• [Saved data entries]
⟨

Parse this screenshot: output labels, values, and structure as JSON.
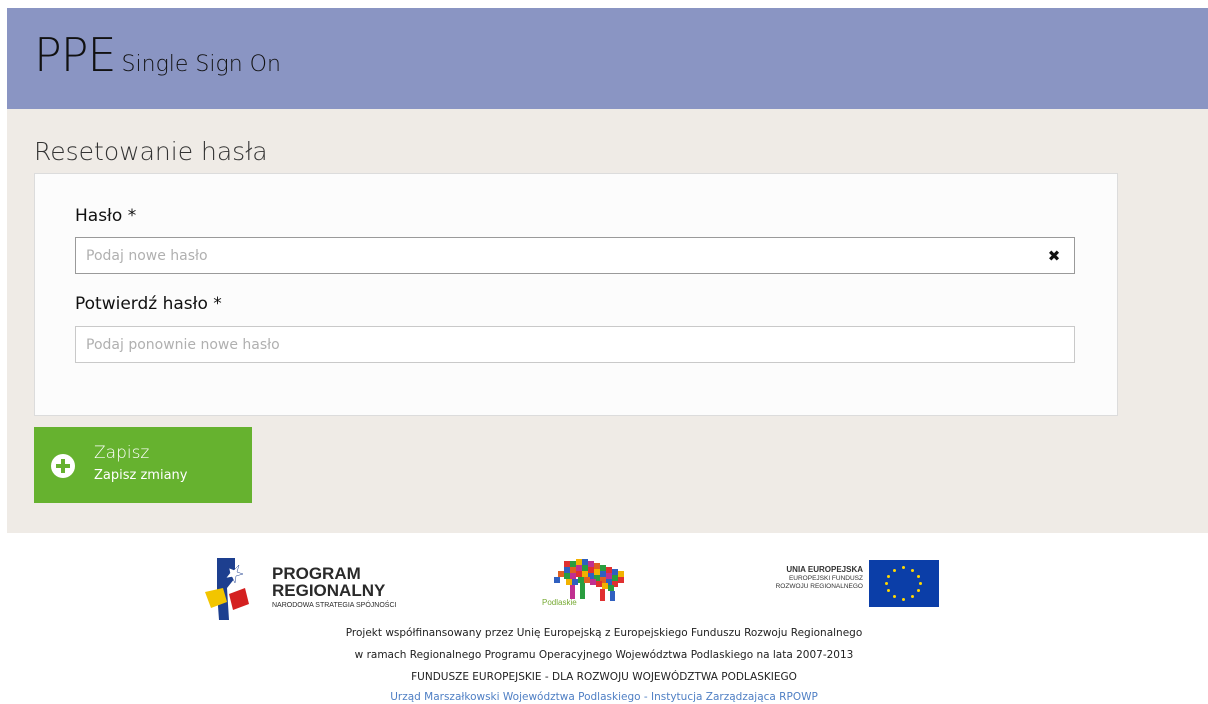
{
  "header": {
    "brand": "PPE",
    "subtitle": "Single Sign On"
  },
  "page": {
    "title": "Resetowanie hasła"
  },
  "form": {
    "password_label": "Hasło *",
    "password_placeholder": "Podaj nowe hasło",
    "confirm_label": "Potwierdź hasło *",
    "confirm_placeholder": "Podaj ponownie nowe hasło",
    "clear_glyph": "✖"
  },
  "save_button": {
    "title": "Zapisz",
    "subtitle": "Zapisz zmiany"
  },
  "footer": {
    "program_line1": "PROGRAM",
    "program_line2": "REGIONALNY",
    "program_line3": "NARODOWA STRATEGIA SPÓJNOŚCI",
    "podlaskie": "Podlaskie",
    "ue_line1": "UNIA EUROPEJSKA",
    "ue_line2": "EUROPEJSKI FUNDUSZ",
    "ue_line3": "ROZWOJU REGIONALNEGO",
    "line1": "Projekt współfinansowany przez Unię Europejską z Europejskiego Funduszu Rozwoju Regionalnego",
    "line2": "w ramach Regionalnego Programu Operacyjnego Województwa Podlaskiego na lata 2007-2013",
    "line3": "FUNDUSZE EUROPEJSKIE - DLA ROZWOJU WOJEWÓDZTWA PODLASKIEGO",
    "link": "Urząd Marszałkowski Województwa Podlaskiego - Instytucja Zarządzająca RPOWP"
  },
  "colors": {
    "header": "#8a95c3",
    "content_bg": "#efebe6",
    "save_button": "#66b22f",
    "link": "#4f7fc4"
  }
}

⟩

• [To do]
Make an exact reproduction of the listing above, without any pictures.

• [Solved problem]
Parse this screenshot: output labels, values, and structure as JSON.
{
  "header": {
    "brand": "PPE",
    "subtitle": "Single Sign On"
  },
  "page": {
    "title": "Resetowanie hasła"
  },
  "form": {
    "password_label": "Hasło *",
    "password_placeholder": "Podaj nowe hasło",
    "confirm_label": "Potwierdź hasło *",
    "confirm_placeholder": "Podaj ponownie nowe hasło",
    "clear_glyph": "✖"
  },
  "save_button": {
    "title": "Zapisz",
    "subtitle": "Zapisz zmiany"
  },
  "footer": {
    "program_line1": "PROGRAM",
    "program_line2": "REGIONALNY",
    "program_line3": "NARODOWA STRATEGIA SPÓJNOŚCI",
    "podlaskie": "Podlaskie",
    "ue_line1": "UNIA EUROPEJSKA",
    "ue_line2": "EUROPEJSKI FUNDUSZ",
    "ue_line3": "ROZWOJU REGIONALNEGO",
    "line1": "Projekt współfinansowany przez Unię Europejską z Europejskiego Funduszu Rozwoju Regionalnego",
    "line2": "w ramach Regionalnego Programu Operacyjnego Województwa Podlaskiego na lata 2007-2013",
    "line3": "FUNDUSZE EUROPEJSKIE - DLA ROZWOJU WOJEWÓDZTWA PODLASKIEGO",
    "link": "Urząd Marszałkowski Województwa Podlaskiego - Instytucja Zarządzająca RPOWP"
  },
  "colors": {
    "header": "#8a95c3",
    "content_bg": "#efebe6",
    "save_button": "#66b22f",
    "link": "#4f7fc4"
  }
}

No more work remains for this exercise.